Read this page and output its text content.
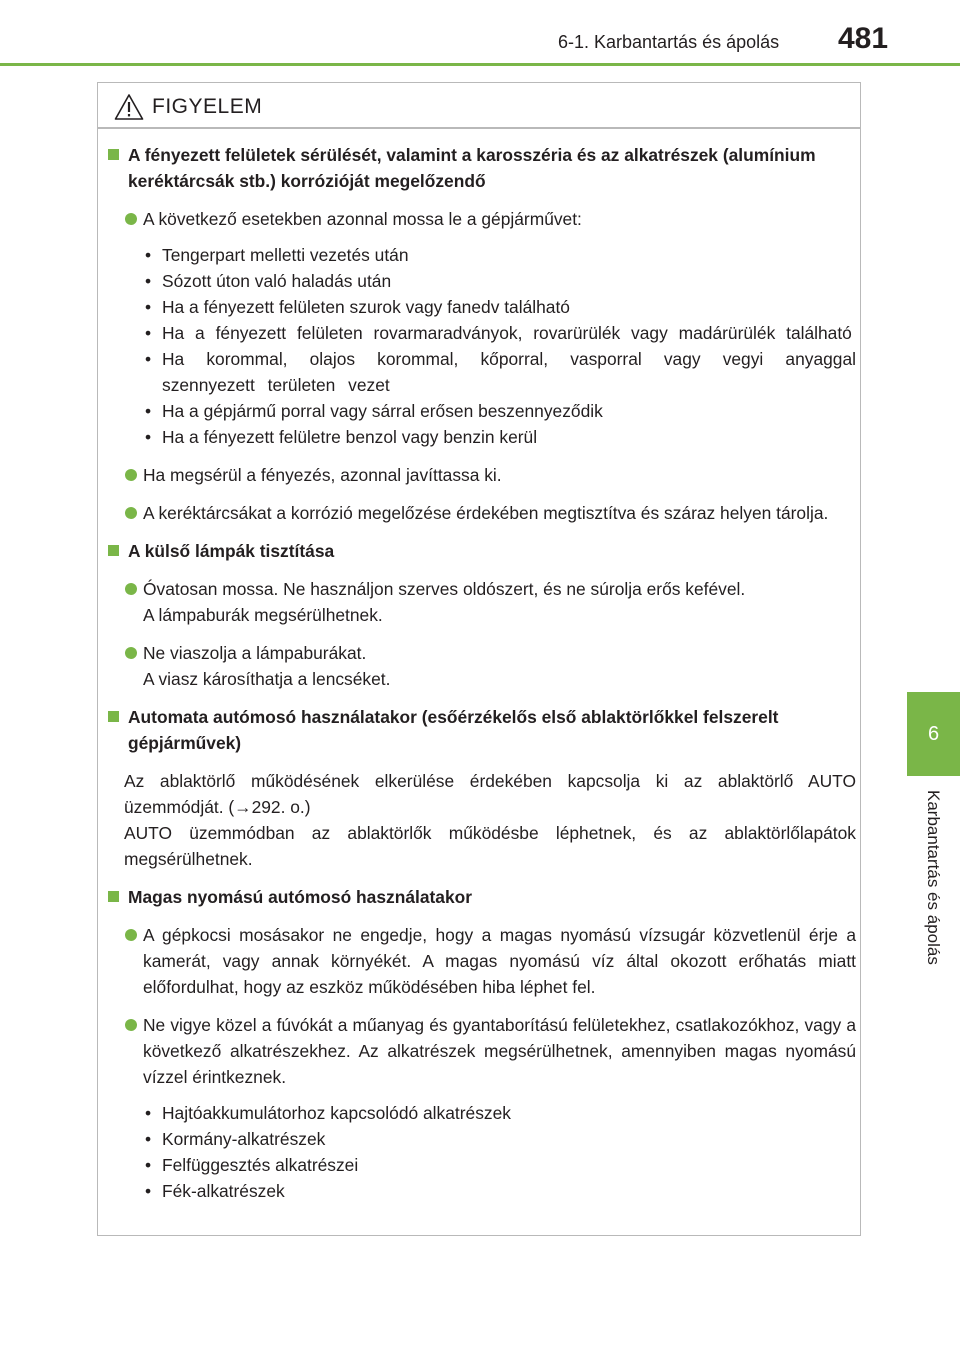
6-1. Karbantartás és ápolás	481
6
Karbantartás és ápolás
FIGYELEM
A fényezett felületek sérülését, valamint a karosszéria és az alkatrészek (alumínium keréktárcsák stb.) korrózióját megelőzendő
A következő esetekben azonnal mossa le a gépjárművet:
• Tengerpart melletti vezetés után
• Sózott úton való haladás után
• Ha a fényezett felületen szurok vagy fanedv található
• Ha a fényezett felületen rovarmaradványok, rovarürülék vagy madárürülék található
• Ha korommal, olajos korommal, kőporral, vasporral vagy vegyi anyaggal szennyezett területen vezet
• Ha a gépjármű porral vagy sárral erősen beszennyeződik
• Ha a fényezett felületre benzol vagy benzin kerül
Ha megsérül a fényezés, azonnal javíttassa ki.
A keréktárcsákat a korrózió megelőzése érdekében megtisztítva és száraz helyen tárolja.
A külső lámpák tisztítása
Óvatosan mossa. Ne használjon szerves oldószert, és ne súrolja erős kefével.
A lámpaburák megsérülhetnek.
Ne viaszolja a lámpaburákat.
A viasz károsíthatja a lencséket.
Automata autómosó használatakor (esőérzékelős első ablaktörlőkkel felszerelt gépjárművek)
Az ablaktörlő működésének elkerülése érdekében kapcsolja ki az ablaktörlő AUTO üzemmódját. (→292. o.)
AUTO üzemmódban az ablaktörlők működésbe léphetnek, és az ablaktörlőlapátok megsérülhetnek.
Magas nyomású autómosó használatakor
A gépkocsi mosásakor ne engedje, hogy a magas nyomású vízsugár közvetlenül érje a kamerát, vagy annak környékét. A magas nyomású víz által okozott erőhatás miatt előfordulhat, hogy az eszköz működésében hiba léphet fel.
Ne vigye közel a fúvókát a műanyag és gyantaborítású felületekhez, csatlakozókhoz, vagy a következő alkatrészekhez. Az alkatrészek megsérülhetnek, amennyiben magas nyomású vízzel érintkeznek.
• Hajtóakkumulátorhoz kapcsolódó alkatrészek
• Kormány-alkatrészek
• Felfüggesztés alkatrészei
• Fék-alkatrészek
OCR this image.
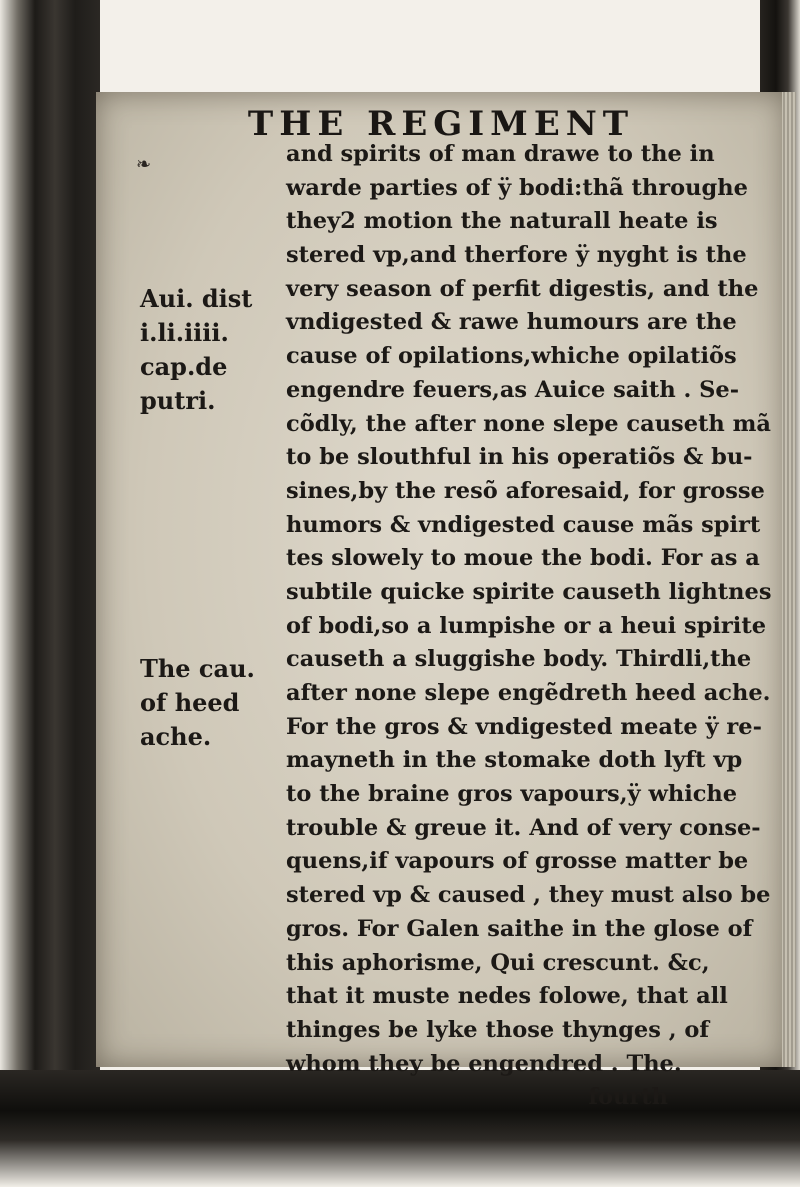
THE REGIMENT
❧
Aui. dist
i.li.iiii.
cap.de
putri.
The cau.
of heed
ache.
and spirits of man drawe to the in
warde parties of ÿ bodi:thã throughe
they2 motion the naturall heate is
stered vp,and therfore ÿ nyght is the
very season of perfit digestis, and the
vndigested & rawe humours are the
cause of opilations,whiche opilatiõs
engendre feuers,as Auice saith . Se-
cõdly, the after none slepe causeth mã
to be slouthful in his operatiõs & bu-
sines,by the resõ aforesaid, for grosse
humors & vndigested cause mãs spirt
tes slowely to moue the bodi. For as a
subtile quicke spirite causeth lightnes
of bodi,so a lumpishe or a heui spirite
causeth a sluggishe body. Thirdli,the
after none slepe engẽdreth heed ache.
For the gros & vndigested meate ÿ re-
mayneth in the stomake doth lyft vp
to the braine gros vapours,ÿ whiche
trouble & greue it. And of very conse-
quens,if vapours of grosse matter be
stered vp & caused , they must also be
gros. For Galen saithe in the glose of
this aphorisme, Qui crescunt. &c,
that it muste nedes folowe, that all
thinges be lyke those thynges , of
whom they be engendred . The.
fourth
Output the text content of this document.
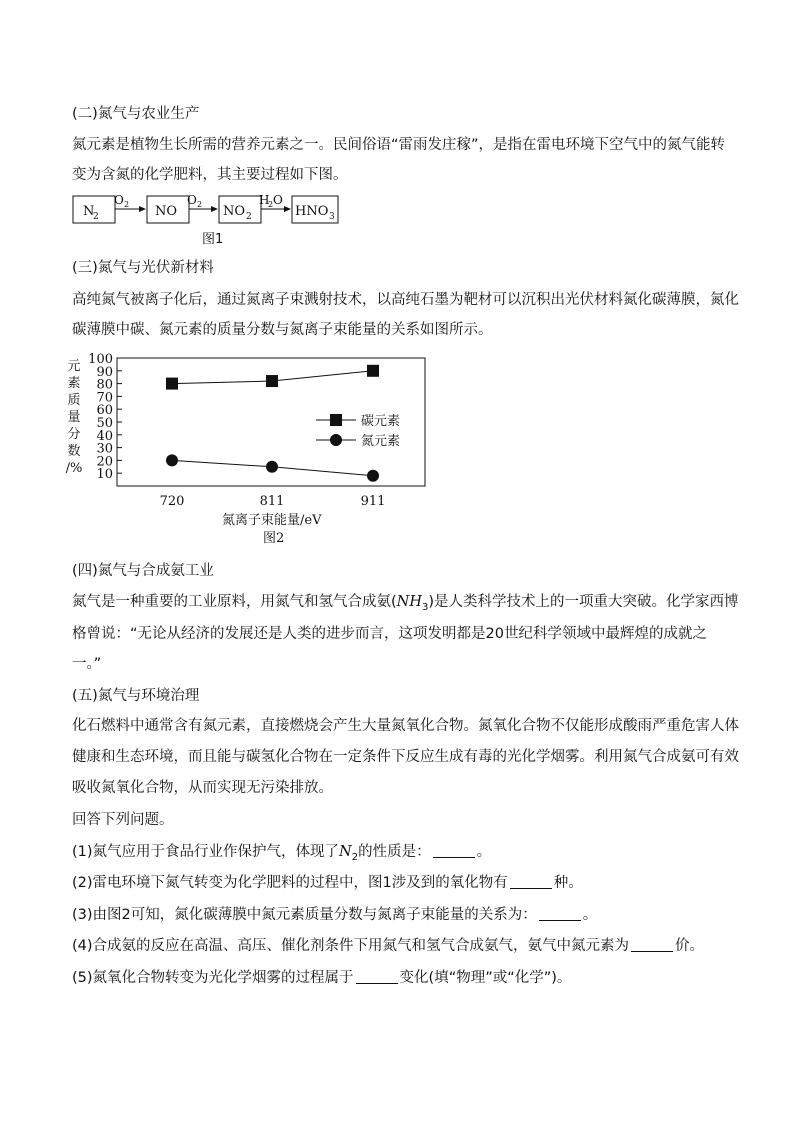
(二)氮气与农业生产
氮元素是植物生长所需的营养元素之一。民间俗语“雷雨发庄稼”，是指在雷电环境下空气中的氮气能转
变为含氮的化学肥料，其主要过程如下图。
N
2
O 2 NO
O 2 NO 2
H
2 O
HNO 3
图1
(三)氮气与光伏新材料
高纯氮气被离子化后，通过氮离子束溅射技术，以高纯石墨为靶材可以沉积出光伏材料氮化碳薄膜，氮化
碳薄膜中碳、氮元素的质量分数与氮离子束能量的关系如图所示。
元
素
质
量
分
数
/% 10
20
30
40
50
60
70
80
90
100
720	811	911
碳元素
氮元素
氮离子束能量/eV
图2
(四)氮气与合成氨工业
氮气是一种重要的工业原料，用氮气和氢气合成氨$(NH_3)$是人类科学技术上的一项重大突破。化学家西博
格曾说：“无论从经济的发展还是人类的进步而言，这项发明都是20世纪科学领域中最辉煌的成就之
一。”
(五)氮气与环境治理
化石燃料中通常含有氮元素，直接燃烧会产生大量氮氧化合物。氮氧化合物不仅能形成酸雨严重危害人体
健康和生态环境，而且能与碳氢化合物在一定条件下反应生成有毒的光化学烟雾。利用氮气合成氨可有效
吸收氮氧化合物，从而实现无污染排放。
回答下列问题。
(1)氮气应用于食品行业作保护气，体现了$N_2$的性质是：	。
(2)雷电环境下氮气转变为化学肥料的过程中，图1涉及到的氧化物有	种。
(3)由图2可知，氮化碳薄膜中氮元素质量分数与氮离子束能量的关系为：	。
(4)合成氨的反应在高温、高压、催化剂条件下用氮气和氢气合成氨气，氨气中氮元素为	价。
(5)氮氧化合物转变为光化学烟雾的过程属于	变化(填“物理”或“化学”)。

____________

WORK INSTRUCTIONS: Leave out the pictures and transcribe everything else exactly.

RESPONSE BELOW:
Read this page and output its text content.
6-1. Karbantartás és ápolás	481
6
Karbantartás és ápolás
FIGYELEM
A fényezett felületek sérülését, valamint a karosszéria és az alkatrészek (alumínium keréktárcsák stb.) korrózióját megelőzendő
A következő esetekben azonnal mossa le a gépjárművet:
• Tengerpart melletti vezetés után
• Sózott úton való haladás után
• Ha a fényezett felületen szurok vagy fanedv található
• Ha a fényezett felületen rovarmaradványok, rovarürülék vagy madárürülék található
• Ha korommal, olajos korommal, kőporral, vasporral vagy vegyi anyaggal szennyezett területen vezet
• Ha a gépjármű porral vagy sárral erősen beszennyeződik
• Ha a fényezett felületre benzol vagy benzin kerül
Ha megsérül a fényezés, azonnal javíttassa ki.
A keréktárcsákat a korrózió megelőzése érdekében megtisztítva és száraz helyen tárolja.
A külső lámpák tisztítása
Óvatosan mossa. Ne használjon szerves oldószert, és ne súrolja erős kefével.
A lámpaburák megsérülhetnek.
Ne viaszolja a lámpaburákat.
A viasz károsíthatja a lencséket.
Automata autómosó használatakor (esőérzékelős első ablaktörlőkkel felszerelt gépjárművek)
Az ablaktörlő működésének elkerülése érdekében kapcsolja ki az ablaktörlő AUTO üzemmódját. (→292. o.)
AUTO üzemmódban az ablaktörlők működésbe léphetnek, és az ablaktörlőlapátok megsérülhetnek.
Magas nyomású autómosó használatakor
A gépkocsi mosásakor ne engedje, hogy a magas nyomású vízsugár közvetlenül érje a kamerát, vagy annak környékét. A magas nyomású víz által okozott erőhatás miatt előfordulhat, hogy az eszköz működésében hiba léphet fel.
Ne vigye közel a fúvókát a műanyag és gyantaborítású felületekhez, csatlakozókhoz, vagy a következő alkatrészekhez. Az alkatrészek megsérülhetnek, amennyiben magas nyomású vízzel érintkeznek.
• Hajtóakkumulátorhoz kapcsolódó alkatrészek
• Kormány-alkatrészek
• Felfüggesztés alkatrészei
• Fék-alkatrészek
OCR this image.
THE REGIMENT
❧
Aui. dist
i.li.iiii.
cap.de
putri.
The cau.
of heed
ache.
and spirits of man drawe to the in
warde parties of ÿ bodi:thã throughe
they2 motion the naturall heate is
stered vp,and therfore ÿ nyght is the
very season of perfit digestis, and the
vndigested & rawe humours are the
cause of opilations,whiche opilatiõs
engendre feuers,as Auice saith . Se-
cõdly, the after none slepe causeth mã
to be slouthful in his operatiõs & bu-
sines,by the resõ aforesaid, for grosse
humors & vndigested cause mãs spirt
tes slowely to moue the bodi. For as a
subtile quicke spirite causeth lightnes
of bodi,so a lumpishe or a heui spirite
causeth a sluggishe body. Thirdli,the
after none slepe engẽdreth heed ache.
For the gros & vndigested meate ÿ re-
mayneth in the stomake doth lyft vp
to the braine gros vapours,ÿ whiche
trouble & greue it. And of very conse-
quens,if vapours of grosse matter be
stered vp & caused , they must also be
gros. For Galen saithe in the glose of
this aphorisme, Qui crescunt. &c,
that it muste nedes folowe, that all
thinges be lyke those thynges , of
whom they be engendred . The.
fourth
Output the text content of this document.
(二)氮气与农业生产
氮元素是植物生长所需的营养元素之一。民间俗语“雷雨发庄稼”，是指在雷电环境下空气中的氮气能转
变为含氮的化学肥料，其主要过程如下图。
N
2
O 2 NO
O 2 NO 2
H
2 O
HNO 3
图1
(三)氮气与光伏新材料
高纯氮气被离子化后，通过氮离子束溅射技术，以高纯石墨为靶材可以沉积出光伏材料氮化碳薄膜，氮化
碳薄膜中碳、氮元素的质量分数与氮离子束能量的关系如图所示。
元
素
质
量
分
数
/% 10
20
30
40
50
60
70
80
90
100
720	811	911
碳元素
氮元素
氮离子束能量/eV
图2
(四)氮气与合成氨工业
氮气是一种重要的工业原料，用氮气和氢气合成氨$(NH_3)$是人类科学技术上的一项重大突破。化学家西博
格曾说：“无论从经济的发展还是人类的进步而言，这项发明都是20世纪科学领域中最辉煌的成就之
一。”
(五)氮气与环境治理
化石燃料中通常含有氮元素，直接燃烧会产生大量氮氧化合物。氮氧化合物不仅能形成酸雨严重危害人体
健康和生态环境，而且能与碳氢化合物在一定条件下反应生成有毒的光化学烟雾。利用氮气合成氨可有效
吸收氮氧化合物，从而实现无污染排放。
回答下列问题。
(1)氮气应用于食品行业作保护气，体现了$N_2$的性质是：	。
(2)雷电环境下氮气转变为化学肥料的过程中，图1涉及到的氧化物有	种。
(3)由图2可知，氮化碳薄膜中氮元素质量分数与氮离子束能量的关系为：	。
(4)合成氨的反应在高温、高压、催化剂条件下用氮气和氢气合成氨气，氨气中氮元素为	价。
(5)氮氧化合物转变为光化学烟雾的过程属于	变化(填“物理”或“化学”)。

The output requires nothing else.